EXERCISE GOAL »
Take the line containing "Serialize everything readable" and every line after it in the data below, and print them exactly as given, with nothing else.

··· AVAILABLE DATA ···

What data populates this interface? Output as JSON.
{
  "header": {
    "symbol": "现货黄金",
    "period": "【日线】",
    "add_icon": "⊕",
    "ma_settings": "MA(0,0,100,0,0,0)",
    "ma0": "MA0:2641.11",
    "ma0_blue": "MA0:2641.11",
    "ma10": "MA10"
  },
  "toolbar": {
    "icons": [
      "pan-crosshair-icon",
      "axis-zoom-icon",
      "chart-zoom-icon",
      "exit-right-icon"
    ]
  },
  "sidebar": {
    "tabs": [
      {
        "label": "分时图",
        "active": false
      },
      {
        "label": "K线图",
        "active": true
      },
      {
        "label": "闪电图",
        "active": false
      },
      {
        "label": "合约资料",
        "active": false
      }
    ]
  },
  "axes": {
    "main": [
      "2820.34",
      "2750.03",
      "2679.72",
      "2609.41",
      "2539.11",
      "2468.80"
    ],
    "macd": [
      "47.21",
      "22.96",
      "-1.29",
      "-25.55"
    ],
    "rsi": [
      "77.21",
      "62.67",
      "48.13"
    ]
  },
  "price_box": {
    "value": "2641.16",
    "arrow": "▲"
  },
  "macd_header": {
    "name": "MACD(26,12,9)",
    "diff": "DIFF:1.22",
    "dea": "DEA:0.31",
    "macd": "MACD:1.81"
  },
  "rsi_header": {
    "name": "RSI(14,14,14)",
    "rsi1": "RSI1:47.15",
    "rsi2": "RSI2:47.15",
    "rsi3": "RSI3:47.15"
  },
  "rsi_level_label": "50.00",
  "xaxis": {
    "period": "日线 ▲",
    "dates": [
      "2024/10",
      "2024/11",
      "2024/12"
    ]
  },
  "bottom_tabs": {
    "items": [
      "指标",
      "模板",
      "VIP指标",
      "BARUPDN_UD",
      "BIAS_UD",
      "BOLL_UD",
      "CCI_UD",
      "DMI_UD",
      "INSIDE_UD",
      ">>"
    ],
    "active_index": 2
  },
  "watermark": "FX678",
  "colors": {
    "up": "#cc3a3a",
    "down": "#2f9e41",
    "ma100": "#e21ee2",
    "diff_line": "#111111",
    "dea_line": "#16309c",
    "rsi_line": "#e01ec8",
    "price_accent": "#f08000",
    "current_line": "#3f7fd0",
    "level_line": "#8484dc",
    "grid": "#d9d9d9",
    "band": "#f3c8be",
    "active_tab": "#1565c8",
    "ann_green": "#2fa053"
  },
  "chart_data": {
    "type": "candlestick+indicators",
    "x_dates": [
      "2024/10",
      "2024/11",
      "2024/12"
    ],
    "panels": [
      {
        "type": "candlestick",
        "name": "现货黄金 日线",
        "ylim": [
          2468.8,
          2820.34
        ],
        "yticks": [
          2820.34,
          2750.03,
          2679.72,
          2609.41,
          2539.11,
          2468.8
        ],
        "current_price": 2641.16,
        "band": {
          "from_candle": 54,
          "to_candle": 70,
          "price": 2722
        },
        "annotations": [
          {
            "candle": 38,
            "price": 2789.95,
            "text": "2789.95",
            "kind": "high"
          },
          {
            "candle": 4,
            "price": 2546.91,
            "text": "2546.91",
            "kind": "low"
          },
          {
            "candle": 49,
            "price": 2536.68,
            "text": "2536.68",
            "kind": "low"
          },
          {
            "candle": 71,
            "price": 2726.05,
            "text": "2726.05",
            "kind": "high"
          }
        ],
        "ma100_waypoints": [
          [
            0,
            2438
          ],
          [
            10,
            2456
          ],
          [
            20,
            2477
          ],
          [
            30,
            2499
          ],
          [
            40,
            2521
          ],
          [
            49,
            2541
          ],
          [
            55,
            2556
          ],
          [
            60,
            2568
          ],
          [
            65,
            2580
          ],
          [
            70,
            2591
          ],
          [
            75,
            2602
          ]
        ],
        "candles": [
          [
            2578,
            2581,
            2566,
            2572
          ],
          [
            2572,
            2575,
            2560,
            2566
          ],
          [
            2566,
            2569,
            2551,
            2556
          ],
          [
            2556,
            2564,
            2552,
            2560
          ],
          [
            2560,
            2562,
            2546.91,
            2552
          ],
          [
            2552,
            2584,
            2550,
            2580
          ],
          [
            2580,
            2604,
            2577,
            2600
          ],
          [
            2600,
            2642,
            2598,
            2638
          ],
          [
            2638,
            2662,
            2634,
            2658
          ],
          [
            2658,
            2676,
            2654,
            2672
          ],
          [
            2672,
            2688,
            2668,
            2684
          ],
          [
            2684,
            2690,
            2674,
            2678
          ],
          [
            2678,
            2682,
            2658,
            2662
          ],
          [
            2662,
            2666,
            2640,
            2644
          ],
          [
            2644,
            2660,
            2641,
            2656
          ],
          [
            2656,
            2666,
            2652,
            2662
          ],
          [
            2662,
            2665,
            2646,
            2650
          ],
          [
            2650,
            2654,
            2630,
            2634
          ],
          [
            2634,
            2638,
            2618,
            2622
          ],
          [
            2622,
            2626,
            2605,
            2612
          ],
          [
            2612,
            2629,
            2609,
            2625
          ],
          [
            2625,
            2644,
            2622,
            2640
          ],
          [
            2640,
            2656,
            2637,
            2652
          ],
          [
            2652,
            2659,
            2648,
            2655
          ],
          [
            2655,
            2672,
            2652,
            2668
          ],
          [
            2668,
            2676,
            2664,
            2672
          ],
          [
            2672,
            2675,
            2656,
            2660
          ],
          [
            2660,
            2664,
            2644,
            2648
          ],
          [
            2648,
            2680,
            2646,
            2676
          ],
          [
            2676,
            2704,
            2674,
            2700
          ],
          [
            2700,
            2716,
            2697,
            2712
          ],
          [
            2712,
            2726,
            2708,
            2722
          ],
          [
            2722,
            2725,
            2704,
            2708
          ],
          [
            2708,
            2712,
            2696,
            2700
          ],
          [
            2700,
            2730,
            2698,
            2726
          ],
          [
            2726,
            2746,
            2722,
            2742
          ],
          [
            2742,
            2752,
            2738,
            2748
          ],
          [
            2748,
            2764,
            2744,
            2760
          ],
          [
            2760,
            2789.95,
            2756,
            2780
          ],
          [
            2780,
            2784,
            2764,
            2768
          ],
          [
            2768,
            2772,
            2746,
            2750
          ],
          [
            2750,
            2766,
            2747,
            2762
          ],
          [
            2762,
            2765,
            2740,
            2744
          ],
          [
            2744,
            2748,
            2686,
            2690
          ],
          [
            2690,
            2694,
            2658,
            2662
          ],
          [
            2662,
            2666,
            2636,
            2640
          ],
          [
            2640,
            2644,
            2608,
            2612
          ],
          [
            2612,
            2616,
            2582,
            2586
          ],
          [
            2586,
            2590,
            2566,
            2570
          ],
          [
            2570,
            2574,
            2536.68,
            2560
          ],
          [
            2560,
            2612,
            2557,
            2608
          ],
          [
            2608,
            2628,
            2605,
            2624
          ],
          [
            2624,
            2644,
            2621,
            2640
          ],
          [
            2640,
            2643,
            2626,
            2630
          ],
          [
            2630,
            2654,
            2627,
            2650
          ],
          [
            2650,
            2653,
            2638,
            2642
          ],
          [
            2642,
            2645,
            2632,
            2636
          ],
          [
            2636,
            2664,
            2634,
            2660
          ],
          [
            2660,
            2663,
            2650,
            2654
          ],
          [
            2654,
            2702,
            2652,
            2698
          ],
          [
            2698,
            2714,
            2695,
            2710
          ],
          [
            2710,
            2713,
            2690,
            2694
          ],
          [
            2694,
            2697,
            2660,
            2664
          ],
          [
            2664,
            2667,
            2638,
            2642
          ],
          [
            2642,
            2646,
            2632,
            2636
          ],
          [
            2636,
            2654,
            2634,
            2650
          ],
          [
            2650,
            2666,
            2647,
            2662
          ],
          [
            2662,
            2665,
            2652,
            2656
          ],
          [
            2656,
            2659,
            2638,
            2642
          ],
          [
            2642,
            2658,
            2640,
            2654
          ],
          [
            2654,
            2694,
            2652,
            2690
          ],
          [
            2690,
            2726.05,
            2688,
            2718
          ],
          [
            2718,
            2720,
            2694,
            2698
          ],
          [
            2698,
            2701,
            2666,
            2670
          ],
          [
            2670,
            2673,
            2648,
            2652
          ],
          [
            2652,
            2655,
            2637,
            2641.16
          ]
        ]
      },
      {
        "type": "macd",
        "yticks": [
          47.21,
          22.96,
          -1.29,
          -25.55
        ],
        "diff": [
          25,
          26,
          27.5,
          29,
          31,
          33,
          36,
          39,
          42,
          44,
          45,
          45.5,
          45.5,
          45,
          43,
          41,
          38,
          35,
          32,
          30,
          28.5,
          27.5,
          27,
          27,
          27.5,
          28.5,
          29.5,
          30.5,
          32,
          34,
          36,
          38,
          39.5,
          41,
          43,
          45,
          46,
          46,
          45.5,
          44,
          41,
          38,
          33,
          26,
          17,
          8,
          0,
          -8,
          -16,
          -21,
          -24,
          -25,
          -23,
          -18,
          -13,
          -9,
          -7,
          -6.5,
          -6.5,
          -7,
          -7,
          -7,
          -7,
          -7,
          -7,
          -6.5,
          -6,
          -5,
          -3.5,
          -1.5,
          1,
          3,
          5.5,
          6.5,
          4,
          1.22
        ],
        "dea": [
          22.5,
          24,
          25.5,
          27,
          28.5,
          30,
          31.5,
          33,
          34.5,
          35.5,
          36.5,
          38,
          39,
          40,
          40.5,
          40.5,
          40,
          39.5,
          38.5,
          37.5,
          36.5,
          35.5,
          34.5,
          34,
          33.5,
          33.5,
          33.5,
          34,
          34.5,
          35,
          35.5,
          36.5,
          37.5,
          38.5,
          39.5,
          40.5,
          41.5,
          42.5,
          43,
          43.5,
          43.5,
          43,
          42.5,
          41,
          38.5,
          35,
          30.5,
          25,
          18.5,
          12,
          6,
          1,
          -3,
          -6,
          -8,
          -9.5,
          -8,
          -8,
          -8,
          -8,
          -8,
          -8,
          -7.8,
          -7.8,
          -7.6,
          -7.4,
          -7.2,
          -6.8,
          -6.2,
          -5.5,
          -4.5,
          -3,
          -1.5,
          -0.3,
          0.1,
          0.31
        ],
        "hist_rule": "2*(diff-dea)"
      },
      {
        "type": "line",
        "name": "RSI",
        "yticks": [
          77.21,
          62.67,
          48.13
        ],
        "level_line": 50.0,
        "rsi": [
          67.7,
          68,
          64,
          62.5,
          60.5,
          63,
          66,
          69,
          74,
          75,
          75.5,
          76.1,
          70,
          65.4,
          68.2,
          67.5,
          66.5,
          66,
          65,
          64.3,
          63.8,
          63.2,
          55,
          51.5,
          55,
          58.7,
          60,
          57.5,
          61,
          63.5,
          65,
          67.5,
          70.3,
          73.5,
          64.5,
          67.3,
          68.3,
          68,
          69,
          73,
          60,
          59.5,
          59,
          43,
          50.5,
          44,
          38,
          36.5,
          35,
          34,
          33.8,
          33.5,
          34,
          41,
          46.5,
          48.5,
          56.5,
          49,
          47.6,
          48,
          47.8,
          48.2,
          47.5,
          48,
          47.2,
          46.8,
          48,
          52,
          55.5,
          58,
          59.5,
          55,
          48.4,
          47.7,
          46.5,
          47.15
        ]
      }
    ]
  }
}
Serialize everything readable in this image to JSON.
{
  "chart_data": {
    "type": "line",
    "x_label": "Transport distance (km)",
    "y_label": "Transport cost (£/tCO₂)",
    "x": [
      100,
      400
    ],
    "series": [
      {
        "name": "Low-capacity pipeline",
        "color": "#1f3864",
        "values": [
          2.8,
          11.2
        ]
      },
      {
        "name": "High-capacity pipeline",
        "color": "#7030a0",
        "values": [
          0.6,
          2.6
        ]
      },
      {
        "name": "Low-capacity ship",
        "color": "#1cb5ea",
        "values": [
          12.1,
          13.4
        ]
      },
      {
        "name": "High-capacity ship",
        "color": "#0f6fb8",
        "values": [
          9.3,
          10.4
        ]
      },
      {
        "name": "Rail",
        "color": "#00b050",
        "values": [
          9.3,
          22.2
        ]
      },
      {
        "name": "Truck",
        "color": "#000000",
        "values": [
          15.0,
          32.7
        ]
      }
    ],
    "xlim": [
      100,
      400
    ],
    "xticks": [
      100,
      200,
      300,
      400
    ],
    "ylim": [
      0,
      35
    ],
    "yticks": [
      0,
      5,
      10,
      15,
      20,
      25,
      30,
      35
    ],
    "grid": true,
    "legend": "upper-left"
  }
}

···

FULL ANSWER »
Serialize everything readable in this image to JSON.
{
  "chart_data": {
    "type": "line",
    "x_label": "Transport distance (km)",
    "y_label": "Transport cost (£/tCO₂)",
    "x": [
      100,
      400
    ],
    "series": [
      {
        "name": "Low-capacity pipeline",
        "color": "#1f3864",
        "values": [
          2.8,
          11.2
        ]
      },
      {
        "name": "High-capacity pipeline",
        "color": "#7030a0",
        "values": [
          0.6,
          2.6
        ]
      },
      {
        "name": "Low-capacity ship",
        "color": "#1cb5ea",
        "values": [
          12.1,
          13.4
        ]
      },
      {
        "name": "High-capacity ship",
        "color": "#0f6fb8",
        "values": [
          9.3,
          10.4
        ]
      },
      {
        "name": "Rail",
        "color": "#00b050",
        "values": [
          9.3,
          22.2
        ]
      },
      {
        "name": "Truck",
        "color": "#000000",
        "values": [
          15.0,
          32.7
        ]
      }
    ],
    "xlim": [
      100,
      400
    ],
    "xticks": [
      100,
      200,
      300,
      400
    ],
    "ylim": [
      0,
      35
    ],
    "yticks": [
      0,
      5,
      10,
      15,
      20,
      25,
      30,
      35
    ],
    "grid": true,
    "legend": "upper-left"
  }
}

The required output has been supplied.